DOCUMENT PASSAGE:

Metadata-Version: 2.4
Name: fragua
Version: 1.2
Summary: Framework for modeling, orchestrating,and executing ETL pipelines in a controlled environment.
Home-page: https://github.com/SagoDev/Fragua
Author: SagoDev
Requires-Python: >=3.10
Description-Content-Type: text/markdown
License-File: LICENSE
Requires-Dist: numpy
Requires-Dist: pandas
Requires-Dist: sqlalchemy
Requires-Dist: requests
Requires-Dist: scikit-learn
Requires-Dist: openpyxl
Dynamic: author
Dynamic: description
Dynamic: description-content-type
Dynamic: home-page
Dynamic: license-file
Dynamic: requires-dist
Dynamic: requires-python
Dynamic: summary

# Fragua

Fragua is a lightweight Python framework designed to **design, test, and validate ETL pipelines and functions** in a controlled, in-memory environment.

It provides a minimal execution model where ETL functions can be registered, composed, executed in sequence, and their intermediate or final results inspected — without schedulers, persistence layers, or external infrastructure.

Fragua is intentionally simple and explicit by design.

DATASET CONTENT:

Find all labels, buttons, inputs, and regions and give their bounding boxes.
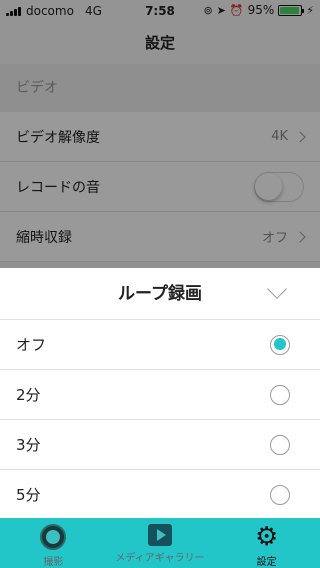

INSTRUCTION 1: In the Fragua package description, what Python version does the package require?
INSTRUCTION 2: List every dependency that the Fragua package description gives on a Requires-Dist line.
INSTRUCTION 3: Continue the Fragua package description after its final sentence.

FINAL ANSWER 1: Python 3.10 or later (>=3.10).

FINAL ANSWER 2: numpy, pandas, sqlalchemy, requests, scikit-learn, openpyxl

FINAL ANSWER 3:
---

## Purpose

Fragua exists to answer a small set of focused questions:

> *Does this ETL function behave as expected?*  
> *Does this sequence of ETL steps produce the correct result?*

It is not a workflow orchestrator or a production ETL engine.  
It is a **developer-oriented tool** for modeling, validating, and experimenting with ETL logic.

---

## Core Concepts

Fragua is composed of a small set of orthogonal components.

### 1. FraguaSet

A `FraguaSet` is a **namespace for ETL functions**.

* Stores named callables
* No execution logic
* No awareness of pipelines or data

Typical sets are: `extract`, `transform`, `load`.

---

### 2. FraguaRegistry

The registry is a **function index**.

* Holds multiple `FraguaSet` instances
* Resolves functions by name
* Performs no execution

---

### 3. FraguaAgent

The agent is a **pure executor**.

* Receives a pipeline
* Executes steps sequentially
* Returns execution results

The agent contains no domain logic and no state.

---

### 4. FraguaPipeline

The pipeline represents an **ordered execution plan**.

* Defines a sequence of `FraguaStep`
* Preserves execution order
* Declarative only (no execution logic)

A pipeline is executed by an agent at runtime.

---

### 5. FraguaStep

A step represents a **single unit of execution**.

* References a registered function
* Declares parameters
* Optionally consumes the output of a previous step
* Stores its result under a logical key (`save_as`)

A step describes *what* to execute, not *how*.

---

### 6. FraguaWarehouse

The warehouse is an **in-memory result store**.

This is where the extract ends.